(Dataset items)
--- --- ---

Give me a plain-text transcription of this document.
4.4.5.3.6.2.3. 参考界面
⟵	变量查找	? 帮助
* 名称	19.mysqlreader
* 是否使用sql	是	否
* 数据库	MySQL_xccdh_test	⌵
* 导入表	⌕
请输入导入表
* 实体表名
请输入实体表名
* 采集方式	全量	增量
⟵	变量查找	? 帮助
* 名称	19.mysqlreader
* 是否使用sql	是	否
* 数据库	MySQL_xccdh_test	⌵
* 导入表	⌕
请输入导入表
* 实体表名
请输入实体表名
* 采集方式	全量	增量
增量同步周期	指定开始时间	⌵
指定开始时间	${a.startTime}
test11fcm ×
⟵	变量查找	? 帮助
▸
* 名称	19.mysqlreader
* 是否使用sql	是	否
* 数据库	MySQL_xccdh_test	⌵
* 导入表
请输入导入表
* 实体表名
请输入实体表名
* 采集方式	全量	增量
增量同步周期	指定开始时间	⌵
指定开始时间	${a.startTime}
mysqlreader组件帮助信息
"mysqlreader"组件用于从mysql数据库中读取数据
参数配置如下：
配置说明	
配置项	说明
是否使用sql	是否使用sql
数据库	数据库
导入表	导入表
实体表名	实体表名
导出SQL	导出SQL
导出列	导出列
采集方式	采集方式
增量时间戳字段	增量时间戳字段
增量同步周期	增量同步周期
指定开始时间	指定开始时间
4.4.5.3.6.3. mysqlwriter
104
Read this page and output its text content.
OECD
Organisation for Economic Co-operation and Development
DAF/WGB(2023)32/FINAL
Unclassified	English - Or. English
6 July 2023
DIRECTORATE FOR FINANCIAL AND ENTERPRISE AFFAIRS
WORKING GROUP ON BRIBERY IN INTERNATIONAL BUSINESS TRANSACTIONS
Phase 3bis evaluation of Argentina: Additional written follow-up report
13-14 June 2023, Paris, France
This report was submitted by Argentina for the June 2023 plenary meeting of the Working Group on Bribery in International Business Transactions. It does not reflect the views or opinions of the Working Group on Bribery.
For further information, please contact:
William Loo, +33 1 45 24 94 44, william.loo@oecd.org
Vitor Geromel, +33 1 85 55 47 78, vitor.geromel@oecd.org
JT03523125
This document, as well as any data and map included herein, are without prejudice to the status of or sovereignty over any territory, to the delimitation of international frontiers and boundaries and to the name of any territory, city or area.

--- --- ---

# [Job]
Your task is to extract all of the records exactly.

# [Reply to the task]
Give me a plain-text transcription of this document.
4.4.5.3.6.2.3. 参考界面
⟵	变量查找	? 帮助
* 名称	19.mysqlreader
* 是否使用sql	是	否
* 数据库	MySQL_xccdh_test	⌵
* 导入表	⌕
请输入导入表
* 实体表名
请输入实体表名
* 采集方式	全量	增量
⟵	变量查找	? 帮助
* 名称	19.mysqlreader
* 是否使用sql	是	否
* 数据库	MySQL_xccdh_test	⌵
* 导入表	⌕
请输入导入表
* 实体表名
请输入实体表名
* 采集方式	全量	增量
增量同步周期	指定开始时间	⌵
指定开始时间	${a.startTime}
test11fcm ×
⟵	变量查找	? 帮助
▸
* 名称	19.mysqlreader
* 是否使用sql	是	否
* 数据库	MySQL_xccdh_test	⌵
* 导入表
请输入导入表
* 实体表名
请输入实体表名
* 采集方式	全量	增量
增量同步周期	指定开始时间	⌵
指定开始时间	${a.startTime}
mysqlreader组件帮助信息
"mysqlreader"组件用于从mysql数据库中读取数据
参数配置如下：
配置说明	
配置项	说明
是否使用sql	是否使用sql
数据库	数据库
导入表	导入表
实体表名	实体表名
导出SQL	导出SQL
导出列	导出列
采集方式	采集方式
增量时间戳字段	增量时间戳字段
增量同步周期	增量同步周期
指定开始时间	指定开始时间
4.4.5.3.6.3. mysqlwriter
104
Read this page and output its text content.
OECD
Organisation for Economic Co-operation and Development
DAF/WGB(2023)32/FINAL
Unclassified	English - Or. English
6 July 2023
DIRECTORATE FOR FINANCIAL AND ENTERPRISE AFFAIRS
WORKING GROUP ON BRIBERY IN INTERNATIONAL BUSINESS TRANSACTIONS
Phase 3bis evaluation of Argentina: Additional written follow-up report
13-14 June 2023, Paris, France
This report was submitted by Argentina for the June 2023 plenary meeting of the Working Group on Bribery in International Business Transactions. It does not reflect the views or opinions of the Working Group on Bribery.
For further information, please contact:
William Loo, +33 1 45 24 94 44, william.loo@oecd.org
Vitor Geromel, +33 1 85 55 47 78, vitor.geromel@oecd.org
JT03523125
This document, as well as any data and map included herein, are without prejudice to the status of or sovereignty over any territory, to the delimitation of international frontiers and boundaries and to the name of any territory, city or area.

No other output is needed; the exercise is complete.